--- start of GIVEN DATA ---

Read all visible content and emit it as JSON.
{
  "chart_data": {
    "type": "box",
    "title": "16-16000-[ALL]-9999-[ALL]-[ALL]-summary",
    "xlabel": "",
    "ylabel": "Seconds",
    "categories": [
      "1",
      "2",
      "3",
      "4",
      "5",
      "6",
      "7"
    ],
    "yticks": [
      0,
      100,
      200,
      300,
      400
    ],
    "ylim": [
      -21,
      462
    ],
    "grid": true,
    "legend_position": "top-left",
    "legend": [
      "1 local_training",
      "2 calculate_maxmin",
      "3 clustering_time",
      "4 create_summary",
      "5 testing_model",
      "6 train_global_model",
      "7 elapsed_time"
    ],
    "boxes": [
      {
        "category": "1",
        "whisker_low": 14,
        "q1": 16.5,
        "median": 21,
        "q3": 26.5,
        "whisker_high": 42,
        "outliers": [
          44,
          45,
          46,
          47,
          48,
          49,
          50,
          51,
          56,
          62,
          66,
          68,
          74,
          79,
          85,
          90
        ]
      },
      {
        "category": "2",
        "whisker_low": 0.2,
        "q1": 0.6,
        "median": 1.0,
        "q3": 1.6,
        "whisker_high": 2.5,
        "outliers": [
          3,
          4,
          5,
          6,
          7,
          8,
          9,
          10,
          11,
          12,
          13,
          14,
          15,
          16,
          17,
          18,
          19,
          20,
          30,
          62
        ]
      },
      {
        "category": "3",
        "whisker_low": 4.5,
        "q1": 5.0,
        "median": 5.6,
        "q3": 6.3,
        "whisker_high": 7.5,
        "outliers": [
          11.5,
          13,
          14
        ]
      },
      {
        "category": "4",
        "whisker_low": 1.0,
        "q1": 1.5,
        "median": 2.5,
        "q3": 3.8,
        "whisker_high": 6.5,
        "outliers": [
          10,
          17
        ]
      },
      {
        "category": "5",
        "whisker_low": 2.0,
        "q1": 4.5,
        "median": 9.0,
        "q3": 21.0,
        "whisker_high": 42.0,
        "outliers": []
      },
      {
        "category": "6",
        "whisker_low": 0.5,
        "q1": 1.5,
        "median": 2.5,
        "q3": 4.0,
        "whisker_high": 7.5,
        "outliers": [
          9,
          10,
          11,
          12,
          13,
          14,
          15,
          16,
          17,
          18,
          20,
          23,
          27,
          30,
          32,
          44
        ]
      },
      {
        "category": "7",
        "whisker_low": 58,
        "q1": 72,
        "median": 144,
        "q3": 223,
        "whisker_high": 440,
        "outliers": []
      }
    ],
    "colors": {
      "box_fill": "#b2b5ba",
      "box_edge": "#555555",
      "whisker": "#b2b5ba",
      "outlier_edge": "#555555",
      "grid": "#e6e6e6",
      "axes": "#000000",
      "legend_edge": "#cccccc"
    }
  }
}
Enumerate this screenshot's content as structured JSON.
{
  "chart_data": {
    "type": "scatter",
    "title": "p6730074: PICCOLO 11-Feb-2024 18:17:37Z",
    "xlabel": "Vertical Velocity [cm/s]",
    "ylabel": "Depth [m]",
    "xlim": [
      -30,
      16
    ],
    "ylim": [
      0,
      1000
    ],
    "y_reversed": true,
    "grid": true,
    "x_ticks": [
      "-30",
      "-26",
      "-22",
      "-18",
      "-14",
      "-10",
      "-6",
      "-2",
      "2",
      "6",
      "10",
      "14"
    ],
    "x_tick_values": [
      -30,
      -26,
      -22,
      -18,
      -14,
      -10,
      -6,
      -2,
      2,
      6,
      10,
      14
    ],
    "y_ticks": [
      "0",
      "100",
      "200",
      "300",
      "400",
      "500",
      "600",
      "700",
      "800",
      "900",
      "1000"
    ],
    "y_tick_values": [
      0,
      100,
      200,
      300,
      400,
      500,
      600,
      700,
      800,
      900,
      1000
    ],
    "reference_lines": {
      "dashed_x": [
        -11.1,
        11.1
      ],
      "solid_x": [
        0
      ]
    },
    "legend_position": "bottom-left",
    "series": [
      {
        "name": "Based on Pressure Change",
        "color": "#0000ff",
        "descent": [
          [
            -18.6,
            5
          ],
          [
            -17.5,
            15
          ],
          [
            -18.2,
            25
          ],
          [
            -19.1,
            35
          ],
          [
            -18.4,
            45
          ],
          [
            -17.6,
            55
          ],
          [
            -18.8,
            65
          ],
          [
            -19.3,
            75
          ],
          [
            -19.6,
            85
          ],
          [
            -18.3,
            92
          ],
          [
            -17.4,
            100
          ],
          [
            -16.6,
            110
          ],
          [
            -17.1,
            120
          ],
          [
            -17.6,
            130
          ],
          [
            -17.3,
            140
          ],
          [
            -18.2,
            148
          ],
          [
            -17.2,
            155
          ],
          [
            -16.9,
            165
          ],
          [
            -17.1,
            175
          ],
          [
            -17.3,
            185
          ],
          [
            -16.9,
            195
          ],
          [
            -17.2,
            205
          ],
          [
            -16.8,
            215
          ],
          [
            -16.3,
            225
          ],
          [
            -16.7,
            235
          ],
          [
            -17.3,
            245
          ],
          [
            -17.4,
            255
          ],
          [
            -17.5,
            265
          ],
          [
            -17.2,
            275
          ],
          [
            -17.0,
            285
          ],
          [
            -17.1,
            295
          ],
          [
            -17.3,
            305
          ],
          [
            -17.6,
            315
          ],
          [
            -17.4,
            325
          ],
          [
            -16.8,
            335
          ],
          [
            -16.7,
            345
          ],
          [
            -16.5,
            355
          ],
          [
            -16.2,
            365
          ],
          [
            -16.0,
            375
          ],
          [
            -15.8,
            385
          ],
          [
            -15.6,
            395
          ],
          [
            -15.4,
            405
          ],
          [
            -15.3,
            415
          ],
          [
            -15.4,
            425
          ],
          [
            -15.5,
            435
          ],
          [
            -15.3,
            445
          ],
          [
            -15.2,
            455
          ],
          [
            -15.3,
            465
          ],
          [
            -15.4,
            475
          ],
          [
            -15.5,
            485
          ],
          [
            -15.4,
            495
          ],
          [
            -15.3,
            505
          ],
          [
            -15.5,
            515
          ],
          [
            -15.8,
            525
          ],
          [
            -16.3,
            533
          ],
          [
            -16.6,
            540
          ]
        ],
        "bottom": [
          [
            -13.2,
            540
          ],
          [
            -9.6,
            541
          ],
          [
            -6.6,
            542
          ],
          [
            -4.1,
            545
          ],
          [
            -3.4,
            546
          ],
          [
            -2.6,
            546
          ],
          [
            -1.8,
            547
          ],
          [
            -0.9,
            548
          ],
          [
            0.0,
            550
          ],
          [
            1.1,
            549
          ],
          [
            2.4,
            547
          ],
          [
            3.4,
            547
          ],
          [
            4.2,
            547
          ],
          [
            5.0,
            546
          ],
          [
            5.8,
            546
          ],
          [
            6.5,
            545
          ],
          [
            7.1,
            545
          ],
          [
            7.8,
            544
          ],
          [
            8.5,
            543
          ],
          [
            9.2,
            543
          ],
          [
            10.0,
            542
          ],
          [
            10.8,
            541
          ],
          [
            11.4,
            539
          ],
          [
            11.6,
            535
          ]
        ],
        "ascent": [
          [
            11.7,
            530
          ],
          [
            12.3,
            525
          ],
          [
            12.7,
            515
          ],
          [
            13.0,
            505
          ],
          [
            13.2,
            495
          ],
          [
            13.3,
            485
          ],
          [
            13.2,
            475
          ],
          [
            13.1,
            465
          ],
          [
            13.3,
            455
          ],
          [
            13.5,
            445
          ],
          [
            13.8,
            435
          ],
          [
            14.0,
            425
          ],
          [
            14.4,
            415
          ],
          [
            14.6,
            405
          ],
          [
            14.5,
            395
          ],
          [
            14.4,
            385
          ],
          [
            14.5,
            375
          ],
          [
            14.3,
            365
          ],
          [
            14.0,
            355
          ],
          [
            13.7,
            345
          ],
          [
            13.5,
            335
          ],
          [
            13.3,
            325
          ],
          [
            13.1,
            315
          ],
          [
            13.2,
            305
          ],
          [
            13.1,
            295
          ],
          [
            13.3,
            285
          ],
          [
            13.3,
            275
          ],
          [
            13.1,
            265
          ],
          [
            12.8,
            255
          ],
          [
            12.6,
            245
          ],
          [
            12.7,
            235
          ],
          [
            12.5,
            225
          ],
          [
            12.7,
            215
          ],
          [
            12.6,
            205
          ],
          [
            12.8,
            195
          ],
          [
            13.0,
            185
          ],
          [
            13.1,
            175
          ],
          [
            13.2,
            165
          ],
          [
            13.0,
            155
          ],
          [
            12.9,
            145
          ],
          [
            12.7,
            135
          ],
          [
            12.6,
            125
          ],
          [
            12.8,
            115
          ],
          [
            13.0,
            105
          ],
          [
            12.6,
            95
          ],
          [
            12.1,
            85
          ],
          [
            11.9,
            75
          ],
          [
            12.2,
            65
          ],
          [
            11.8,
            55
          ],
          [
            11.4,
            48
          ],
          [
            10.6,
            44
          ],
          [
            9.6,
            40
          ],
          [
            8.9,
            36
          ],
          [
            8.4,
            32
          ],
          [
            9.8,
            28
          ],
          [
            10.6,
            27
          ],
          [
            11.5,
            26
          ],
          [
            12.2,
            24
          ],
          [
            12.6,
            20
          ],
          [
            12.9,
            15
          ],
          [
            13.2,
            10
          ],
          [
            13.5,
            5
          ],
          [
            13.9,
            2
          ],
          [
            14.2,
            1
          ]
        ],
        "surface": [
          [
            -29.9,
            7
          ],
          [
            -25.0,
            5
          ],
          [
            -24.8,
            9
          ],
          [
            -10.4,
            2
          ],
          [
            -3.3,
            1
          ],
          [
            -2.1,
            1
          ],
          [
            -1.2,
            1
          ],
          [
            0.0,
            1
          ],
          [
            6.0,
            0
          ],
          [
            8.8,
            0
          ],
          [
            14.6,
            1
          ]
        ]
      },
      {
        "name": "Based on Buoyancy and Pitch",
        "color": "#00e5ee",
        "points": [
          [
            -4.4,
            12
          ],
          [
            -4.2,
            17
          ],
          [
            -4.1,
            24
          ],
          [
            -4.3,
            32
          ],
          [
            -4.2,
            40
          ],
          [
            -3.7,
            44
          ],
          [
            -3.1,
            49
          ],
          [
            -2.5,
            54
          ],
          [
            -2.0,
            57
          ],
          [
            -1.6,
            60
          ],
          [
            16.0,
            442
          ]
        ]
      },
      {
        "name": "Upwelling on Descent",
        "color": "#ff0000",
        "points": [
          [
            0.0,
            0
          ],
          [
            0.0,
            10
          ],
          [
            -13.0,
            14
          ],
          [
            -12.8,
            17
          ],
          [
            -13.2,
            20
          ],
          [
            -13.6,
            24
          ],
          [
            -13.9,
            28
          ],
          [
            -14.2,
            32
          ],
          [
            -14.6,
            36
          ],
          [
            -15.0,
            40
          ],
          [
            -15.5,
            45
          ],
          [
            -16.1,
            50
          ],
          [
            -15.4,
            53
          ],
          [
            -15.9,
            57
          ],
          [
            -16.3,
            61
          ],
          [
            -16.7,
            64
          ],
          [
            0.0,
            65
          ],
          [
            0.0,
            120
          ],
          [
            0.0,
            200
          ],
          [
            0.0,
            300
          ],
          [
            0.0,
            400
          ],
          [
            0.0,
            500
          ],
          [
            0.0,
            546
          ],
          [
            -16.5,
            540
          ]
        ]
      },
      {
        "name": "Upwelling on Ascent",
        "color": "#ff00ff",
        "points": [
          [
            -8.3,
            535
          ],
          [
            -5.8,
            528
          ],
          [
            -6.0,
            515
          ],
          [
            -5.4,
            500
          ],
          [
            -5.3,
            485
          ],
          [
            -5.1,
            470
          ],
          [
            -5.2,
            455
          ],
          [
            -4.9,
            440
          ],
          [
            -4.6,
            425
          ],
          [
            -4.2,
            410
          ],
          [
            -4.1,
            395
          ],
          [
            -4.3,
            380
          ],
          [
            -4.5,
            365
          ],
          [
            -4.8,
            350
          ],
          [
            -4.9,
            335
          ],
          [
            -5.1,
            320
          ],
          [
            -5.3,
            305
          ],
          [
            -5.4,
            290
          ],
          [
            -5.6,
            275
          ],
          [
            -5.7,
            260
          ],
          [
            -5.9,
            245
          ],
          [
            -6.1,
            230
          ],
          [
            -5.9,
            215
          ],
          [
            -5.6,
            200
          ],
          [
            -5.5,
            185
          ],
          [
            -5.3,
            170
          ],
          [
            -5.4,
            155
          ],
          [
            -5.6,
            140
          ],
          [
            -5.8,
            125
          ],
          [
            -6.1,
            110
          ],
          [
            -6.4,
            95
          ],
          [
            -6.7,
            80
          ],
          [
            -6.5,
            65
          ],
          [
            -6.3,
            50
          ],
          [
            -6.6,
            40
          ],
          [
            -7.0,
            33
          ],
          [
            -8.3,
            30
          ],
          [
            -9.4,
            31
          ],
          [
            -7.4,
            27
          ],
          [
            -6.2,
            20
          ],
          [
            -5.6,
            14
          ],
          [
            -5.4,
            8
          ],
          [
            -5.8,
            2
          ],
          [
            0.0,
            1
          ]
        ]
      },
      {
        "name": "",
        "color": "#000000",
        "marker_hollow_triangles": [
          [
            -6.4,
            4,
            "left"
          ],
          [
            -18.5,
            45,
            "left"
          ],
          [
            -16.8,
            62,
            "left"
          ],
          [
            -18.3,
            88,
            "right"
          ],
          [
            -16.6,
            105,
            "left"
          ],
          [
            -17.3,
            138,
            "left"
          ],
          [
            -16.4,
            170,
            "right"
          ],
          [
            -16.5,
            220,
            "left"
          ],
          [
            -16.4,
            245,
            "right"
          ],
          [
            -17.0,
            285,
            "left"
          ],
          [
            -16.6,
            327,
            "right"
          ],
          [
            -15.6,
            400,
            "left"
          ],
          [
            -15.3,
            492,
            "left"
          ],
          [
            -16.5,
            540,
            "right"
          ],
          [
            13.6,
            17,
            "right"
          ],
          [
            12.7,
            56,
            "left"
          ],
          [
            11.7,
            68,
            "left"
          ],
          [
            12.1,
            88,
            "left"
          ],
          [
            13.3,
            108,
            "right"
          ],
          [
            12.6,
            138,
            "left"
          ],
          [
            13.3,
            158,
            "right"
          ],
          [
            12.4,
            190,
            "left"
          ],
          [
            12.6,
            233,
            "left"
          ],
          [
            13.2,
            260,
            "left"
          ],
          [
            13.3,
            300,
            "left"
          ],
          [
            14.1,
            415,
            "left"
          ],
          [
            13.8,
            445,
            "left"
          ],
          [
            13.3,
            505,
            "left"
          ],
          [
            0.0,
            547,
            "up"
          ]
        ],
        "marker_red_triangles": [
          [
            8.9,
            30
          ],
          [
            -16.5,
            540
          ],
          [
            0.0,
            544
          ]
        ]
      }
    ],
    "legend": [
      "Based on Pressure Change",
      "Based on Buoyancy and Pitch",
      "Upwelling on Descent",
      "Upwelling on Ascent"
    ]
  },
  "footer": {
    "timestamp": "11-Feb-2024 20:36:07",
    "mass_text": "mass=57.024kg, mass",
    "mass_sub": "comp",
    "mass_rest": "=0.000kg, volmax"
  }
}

--- end of GIVEN DATA ---

INSTRUCTIONS FOR THE TASK: Each line in the material either holds the string "xlabel" or does not. State how many do, and nothing else.

TASK ANSWER: 2